Extract to read -
Tari Tari is a 2012 Japanese anime television series produced by P.A. Works, written, and directed by Masakazu Hashimoto. The series aired in Japan between July 1 and September 23, 2012 on TV Kanagawa, and was also simulcast by Crunchyroll. The series is licensed in North America by Sentai Filmworks. A manga adaptation illustrated by Tomiyaki Kagisora was serialized in Square Enix's Gangan Joker in 2012.

Plot
The story centers around five Japanese high school students who are too young to be called adults, but who no longer think of themselves as children. Wakana Sakai once took music lessons, but she withdrew from music after losing her mother. Konatsu Miyamoto is a positive-thinking girl who loves singing and spends time after school at the vocal music club. Sawa Okita is a spirited archery club member who dreams of becoming a horse rider. Taichi Tanaka is a chronically late badminton team member who lives with his college student sister. "Wien" just transferred into Wakana's class after 12 years abroad in Austria. Music brings Wakana, Konatsu, Sawa and the others together into an ensemble during their last summer in high school. The story is set in Fujisawa and Kamakura, Kanagawa.

Required task 1 - Determine whether each of the following statements agrees with the Tari Tari extract, answering yes or no and quoting the words of the extract that decide it: (a) the series aired on TV Kanagawa; (b) Sawa Okita belongs to the badminton team; (c) the manga adaptation was illustrated by Masakazu Hashimoto.
Required task 2 - List the five high school students named in the plot section of the Tari Tari extract.
Required task 3 - Reproduce the Tari Tari extract from "Tari Tari is" up to and including "Joker in 2012.".

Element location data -
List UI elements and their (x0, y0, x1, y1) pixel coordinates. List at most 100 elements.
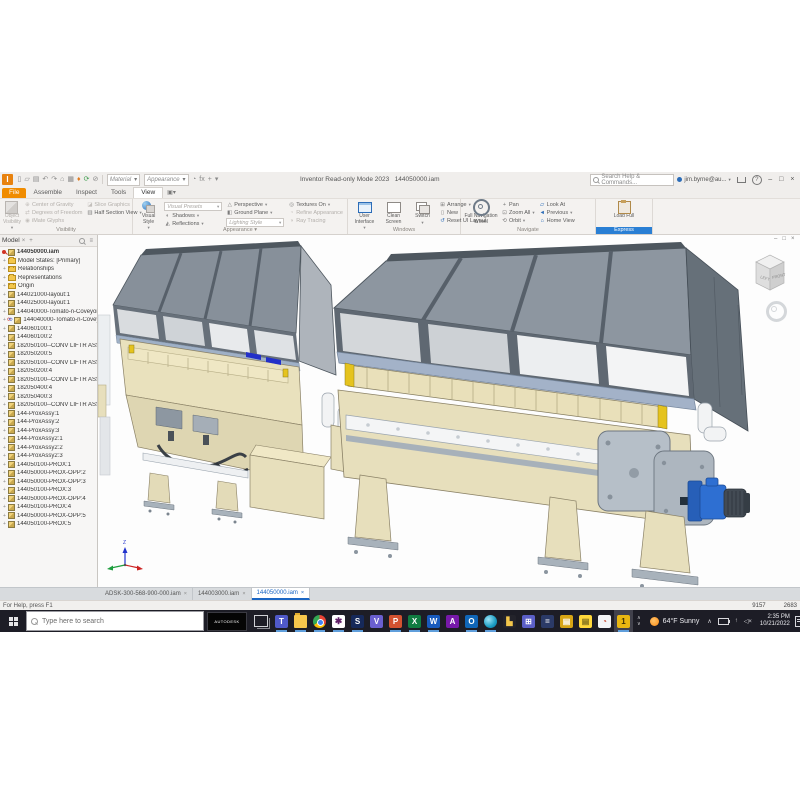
expand-icon[interactable]: + (2, 436, 7, 442)
button-perspective[interactable]: △Perspective▾ (226, 201, 284, 209)
expand-icon[interactable]: + (2, 275, 7, 281)
expand-icon[interactable]: + (2, 351, 7, 357)
tree-item[interactable]: +144050100-PROX:3 (0, 486, 97, 495)
full-navigation-wheel-button[interactable]: Full Navigation Wheel (464, 201, 498, 225)
tree-item[interactable]: +Representations (0, 274, 97, 283)
tree-item[interactable]: +144050000-PROX-OPP:3 (0, 478, 97, 487)
taskbar-app-paint[interactable]: ◔ (595, 610, 614, 632)
undo-icon[interactable]: ↶ (42, 174, 48, 185)
taskbar-app-sticky-notes[interactable]: ▤ (576, 610, 595, 632)
panel-label-appearance[interactable]: Appearance ▾ (133, 227, 347, 234)
taskbar-app-remote-desktop[interactable]: ⊞ (519, 610, 538, 632)
tree-item[interactable]: +Model States: [Primary] (0, 257, 97, 266)
doc-tab[interactable]: 144003000.iam× (193, 588, 252, 600)
expand-icon[interactable]: + (2, 266, 7, 272)
qat-more-icon[interactable]: ▾ (215, 174, 219, 185)
tree-item[interactable]: +182050100--CONV LIFTR ASSY:2 (0, 376, 97, 385)
expand-icon[interactable]: + (2, 504, 7, 510)
taskbar-app-slack[interactable]: ✱ (329, 610, 348, 632)
expand-icon[interactable]: + (2, 368, 7, 374)
adjust-appearance-icon[interactable]: ◔ (192, 174, 196, 185)
tree-item[interactable]: 144050000.iam (0, 248, 97, 257)
expand-icon[interactable]: + (2, 479, 7, 485)
browser-add-tab-icon[interactable]: + (29, 238, 33, 244)
taskbar-app-access[interactable]: A (443, 610, 462, 632)
expand-icon[interactable]: + (2, 487, 7, 493)
steering-wheel-icon[interactable] (766, 301, 787, 322)
expand-icon[interactable]: + (2, 385, 7, 391)
doc-tab-close-icon[interactable]: × (242, 591, 245, 597)
speaker-muted-icon[interactable]: ◁× (744, 618, 752, 625)
update-icon[interactable]: ⟳ (84, 174, 90, 185)
doc-restore-button[interactable]: □ (782, 236, 786, 242)
tree-item[interactable]: +144-ProxAssy:2 (0, 418, 97, 427)
expand-icon[interactable]: + (2, 445, 7, 451)
doc-tab-close-icon[interactable]: × (184, 591, 187, 597)
taskbar-app-outlook[interactable]: O (462, 610, 481, 632)
expand-icon[interactable]: + (2, 453, 7, 459)
action-center-icon[interactable] (795, 616, 800, 627)
tree-item[interactable]: +Relationships (0, 265, 97, 274)
tree-item[interactable]: +144021000-layout:1 (0, 291, 97, 300)
taskbar-search-input[interactable]: Type here to search (26, 611, 204, 631)
tree-item[interactable]: +144-ProxAssy:3 (0, 427, 97, 436)
expand-icon[interactable]: + (2, 470, 7, 476)
button-imate-glyphs[interactable]: ◉iMate Glyphs (24, 217, 82, 225)
expand-icon[interactable]: + (2, 521, 7, 527)
tree-item[interactable]: +144-ProxAssy2:1 (0, 435, 97, 444)
browser-search-icon[interactable] (79, 238, 85, 244)
taskbar-app-calculator[interactable]: = (538, 610, 557, 632)
tree-item[interactable]: +144040000-Tomato-n-Coveyors:1 (0, 308, 97, 317)
doc-close-button[interactable]: × (791, 236, 795, 242)
ribbon-tab-file[interactable]: File (2, 188, 26, 198)
doc-tab[interactable]: 144050000.iam× (252, 588, 311, 600)
autodesk-window-thumbnail[interactable]: AUTODESK (207, 612, 247, 631)
doc-tab-close-icon[interactable]: × (301, 590, 304, 596)
tree-item[interactable]: +182050100--CONV LIFTR ASSY:1 (0, 342, 97, 351)
dropdown-lighting-style[interactable]: Lighting Style▾ (226, 218, 284, 227)
hidden-icons-chevron[interactable]: ∧ (707, 618, 711, 625)
expand-icon[interactable]: + (2, 326, 7, 332)
doc-tab[interactable]: ADSK-300-568-900-000.iam× (100, 588, 193, 600)
3d-viewport[interactable]: – □ × LEFT FRONT (98, 235, 800, 587)
battery-icon[interactable] (718, 618, 729, 625)
taskbar-clock[interactable]: 2:35 PM 10/21/2022 (760, 614, 790, 628)
taskbar-app-edge[interactable] (481, 610, 500, 632)
tree-item[interactable]: +144-ProxAssy2:3 (0, 452, 97, 461)
ribbon-tab-view[interactable]: View (133, 187, 163, 198)
taskbar-app-snagit[interactable]: S (348, 610, 367, 632)
button-refine-appearance[interactable]: ◔Refine Appearance (288, 209, 343, 217)
button-degrees-of-freedom[interactable]: ⇄Degrees of Freedom (24, 209, 82, 217)
tab-model[interactable]: Model (2, 237, 20, 244)
ribbon-tab-assemble[interactable]: Assemble (26, 188, 69, 198)
store-cart-icon[interactable] (737, 177, 746, 183)
taskbar-app-word[interactable]: W (424, 610, 443, 632)
button-ray-tracing[interactable]: ◑Ray Tracing (288, 217, 343, 225)
tree-item[interactable]: +144-ProxAssy:1 (0, 410, 97, 419)
weather-widget[interactable]: 64°F Sunny (650, 617, 700, 626)
tree-item[interactable]: +144050000-PROX-OPP:4 (0, 495, 97, 504)
taskbar-app-file-explorer[interactable] (291, 610, 310, 632)
tree-item[interactable]: +144050100-PROX:4 (0, 503, 97, 512)
expand-icon[interactable]: + (2, 292, 7, 298)
tree-item[interactable]: +182050100--CONV LIFTR ASSY:3 (0, 359, 97, 368)
upload-arrow-icon[interactable]: ↑ (735, 618, 738, 624)
restore-button[interactable]: □ (779, 176, 783, 183)
taskbar-app-project-folder[interactable]: ▙ (500, 610, 519, 632)
expand-icon[interactable]: + (2, 419, 7, 425)
thumbnail-icon[interactable]: ▦ (67, 174, 74, 185)
inventor-app-icon[interactable]: I (2, 174, 13, 185)
tree-item[interactable]: +144050000-PROX-OPP:2 (0, 469, 97, 478)
tree-item[interactable]: +182050200:4 (0, 367, 97, 376)
expand-icon[interactable]: + (2, 334, 7, 340)
expand-icon[interactable]: + (2, 300, 7, 306)
tree-item[interactable]: +144050000-PROX-OPP:5 (0, 512, 97, 521)
tree-item[interactable]: +182050400:4 (0, 384, 97, 393)
tree-item[interactable]: +144060100:2 (0, 333, 97, 342)
button-pan[interactable]: +Pan (501, 201, 535, 209)
expand-icon[interactable]: + (2, 496, 7, 502)
expand-icon[interactable]: + (2, 258, 7, 264)
button-home-view[interactable]: ⌂Home View (539, 217, 575, 225)
taskbar-scroll-chevrons[interactable]: ∧∨ (637, 615, 641, 627)
dropdown-visual-presets[interactable]: Visual Presets▾ (164, 202, 222, 211)
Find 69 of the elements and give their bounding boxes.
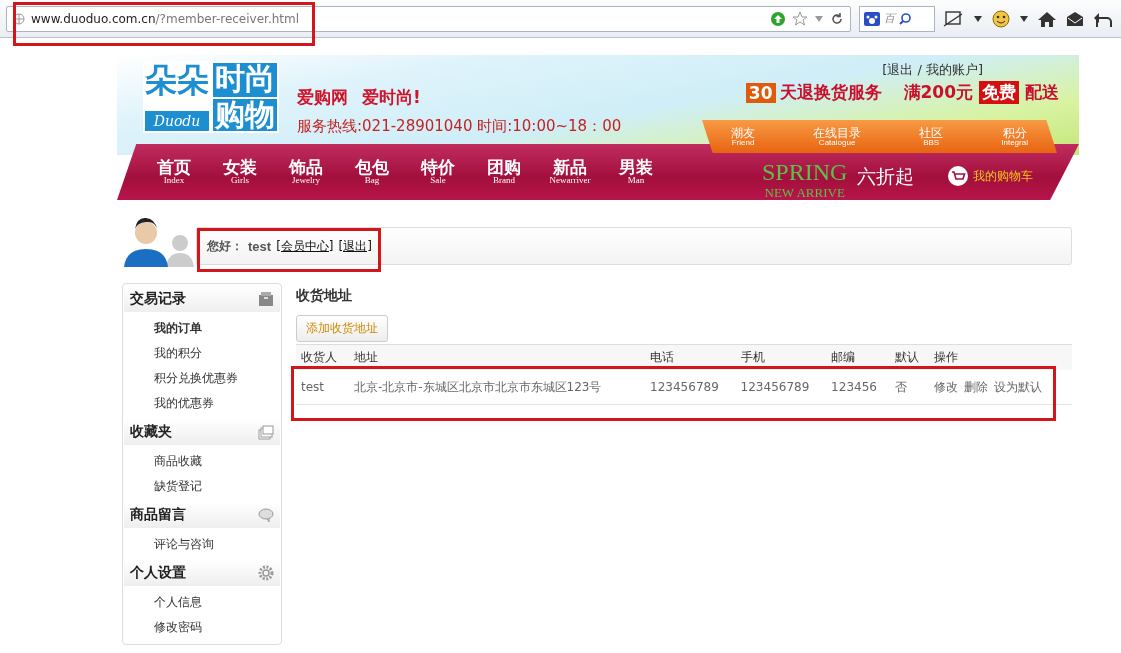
- settings-icon: [258, 565, 274, 581]
- mail-icon[interactable]: [1065, 9, 1085, 28]
- promo-text: 天退换货服务: [779, 81, 882, 104]
- address-bar[interactable]: www.duoduo.com.cn/?member-receiver.html: [6, 5, 851, 32]
- search-field[interactable]: 百: [859, 5, 935, 32]
- group-title-text: 收藏夹: [130, 423, 172, 441]
- sidebar-item[interactable]: 评论与咨询: [154, 532, 280, 557]
- home-icon[interactable]: [1037, 9, 1057, 28]
- promo-badge: 免费: [979, 81, 1019, 104]
- promo-text: 满200元: [903, 81, 973, 104]
- greeting-text: 您好：: [207, 237, 243, 255]
- nav-link[interactable]: 饰品 Jewelry: [273, 157, 339, 187]
- sidebar-item[interactable]: 缺货登记: [154, 474, 280, 499]
- cart-link[interactable]: 我的购物车: [948, 166, 1034, 186]
- spring-subtitle: NEW ARRIVE: [764, 185, 845, 199]
- sidebar-item[interactable]: 个人信息: [154, 590, 280, 615]
- table-cell: test: [296, 370, 349, 405]
- logo[interactable]: 朵朵 时尚 Duodu 购物: [143, 61, 279, 133]
- sidebar-item[interactable]: 商品收藏: [154, 449, 280, 474]
- nav-link[interactable]: 女装 Girls: [207, 157, 273, 187]
- nav-link[interactable]: 团购 Brand: [471, 157, 537, 187]
- group-title-text: 个人设置: [130, 564, 186, 582]
- nav-link[interactable]: 新品 Newarriver: [537, 157, 603, 187]
- sidebar-item[interactable]: 我的优惠券: [154, 391, 280, 416]
- globe-icon: [13, 12, 25, 25]
- dropdown-icon[interactable]: [1019, 14, 1029, 23]
- star-icon[interactable]: [792, 10, 808, 27]
- spring-title: SPRING: [762, 159, 848, 184]
- action-link[interactable]: 设为默认: [994, 379, 1043, 394]
- table-cell: 否: [890, 370, 930, 405]
- dropdown-icon[interactable]: [973, 14, 983, 23]
- screenshot-icon[interactable]: [943, 9, 965, 28]
- go-icon[interactable]: [770, 10, 786, 27]
- speech-bubble-icon: [258, 507, 274, 523]
- account-links[interactable]: [退出 / 我的账户]: [882, 61, 983, 79]
- paw-icon: [864, 11, 880, 26]
- windows-icon: [258, 424, 274, 440]
- slogan: 爱购网: [297, 86, 348, 109]
- sidebar-item[interactable]: 修改密码: [154, 615, 280, 640]
- action-link[interactable]: 删除: [964, 379, 989, 394]
- face-icon[interactable]: [991, 8, 1011, 29]
- group-title-text: 商品留言: [130, 506, 186, 524]
- table-cell: 123456789: [735, 370, 827, 405]
- group-title-text: 交易记录: [130, 290, 186, 308]
- promo-text: 配送: [1025, 81, 1059, 104]
- search-placeholder: 百: [884, 11, 895, 26]
- table-cell: 123456789: [645, 370, 736, 405]
- reload-icon[interactable]: [830, 11, 844, 26]
- search-icon[interactable]: [899, 12, 911, 25]
- table-cell: 北京-北京市-东城区北京市北京市东城区123号: [348, 370, 646, 405]
- sidebar-item[interactable]: 我的积分: [154, 341, 280, 366]
- action-link[interactable]: 修改: [934, 379, 959, 394]
- nav-link[interactable]: 首页 Index: [141, 157, 207, 187]
- sidebar-item[interactable]: 积分兑换优惠券: [154, 366, 280, 391]
- sidebar-item[interactable]: 我的订单: [154, 316, 280, 341]
- hotline-text: 服务热线:021-28901040 时间:10:00~18：00: [297, 117, 622, 136]
- page-title: 收货地址: [296, 287, 353, 305]
- table-cell: 123456: [826, 370, 891, 405]
- discount-text: 六折起: [857, 164, 915, 189]
- box-icon: [258, 291, 274, 307]
- slogan: 爱时尚!: [362, 86, 421, 109]
- nav-link[interactable]: 包包 Bag: [339, 157, 405, 187]
- user-link[interactable]: [会员中心]: [276, 237, 334, 255]
- username: test: [248, 238, 272, 254]
- nav-link[interactable]: 男装 Man: [603, 157, 669, 187]
- user-link[interactable]: [退出]: [338, 237, 372, 255]
- nav-link[interactable]: 特价 Sale: [405, 157, 471, 187]
- url-text: www.duoduo.com.cn/?member-receiver.html: [31, 11, 300, 26]
- cart-icon: [948, 166, 969, 186]
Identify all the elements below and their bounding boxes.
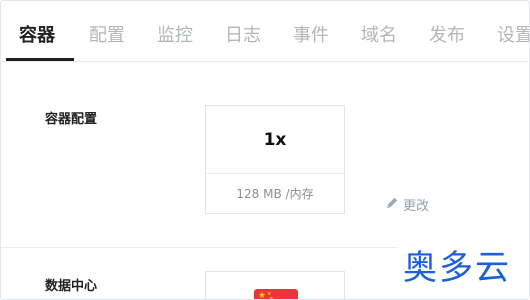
data-center-card[interactable]: ★ ★ ★ (205, 271, 345, 299)
container-plan-card[interactable]: 1x 128 MB /内存 (205, 105, 345, 214)
tab-domains[interactable]: 域名 (361, 23, 397, 49)
tab-logs[interactable]: 日志 (225, 23, 261, 49)
container-config-label: 容器配置 (45, 112, 98, 127)
tab-events[interactable]: 事件 (293, 23, 329, 49)
tab-containers[interactable]: 容器 (19, 23, 55, 49)
edit-config-button[interactable]: 更改 (385, 195, 429, 214)
pencil-icon (385, 196, 399, 214)
tab-deploy[interactable]: 发布 (429, 23, 465, 49)
china-flag-icon: ★ ★ ★ (254, 289, 298, 299)
tab-monitoring[interactable]: 监控 (157, 23, 193, 49)
tab-bar: 容器 配置 监控 日志 事件 域名 发布 设置 (1, 1, 529, 62)
tab-settings[interactable]: 设置 (497, 23, 529, 49)
active-tab-indicator (6, 58, 74, 61)
instance-count: 1x (206, 106, 344, 174)
memory-size: 128 MB /内存 (236, 187, 314, 201)
tab-config[interactable]: 配置 (89, 23, 125, 49)
app-frame: 容器 配置 监控 日志 事件 域名 发布 设置 容器配置 1x 128 MB /… (0, 0, 530, 300)
watermark-logo: 奥多云 (403, 248, 511, 288)
edit-config-label: 更改 (403, 199, 430, 214)
data-center-label: 数据中心 (45, 279, 98, 294)
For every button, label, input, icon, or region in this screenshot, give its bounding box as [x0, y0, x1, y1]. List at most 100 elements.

Full output 1 -
(a) Yes: "The series aired in Japan between July 1 and September 23, 2012 on TV Kanagawa"
(b) No: "Sawa Okita is a spirited archery club member"
(c) No: "A manga adaptation illustrated by Tomiyaki Kagisora"

Full output 2 -
- Wakana Sakai
- Konatsu Miyamoto
- Sawa Okita
- Taichi Tanaka
- "Wien"

Full output 3 -
Tari Tari is a 2012 Japanese anime television series produced by P.A. Works, written, and directed by Masakazu Hashimoto. The series aired in Japan between July 1 and September 23, 2012 on TV Kanagawa, and was also simulcast by Crunchyroll. The series is licensed in North America by Sentai Filmworks. A manga adaptation illustrated by Tomiyaki Kagisora was serialized in Square Enix's Gangan Joker in 2012.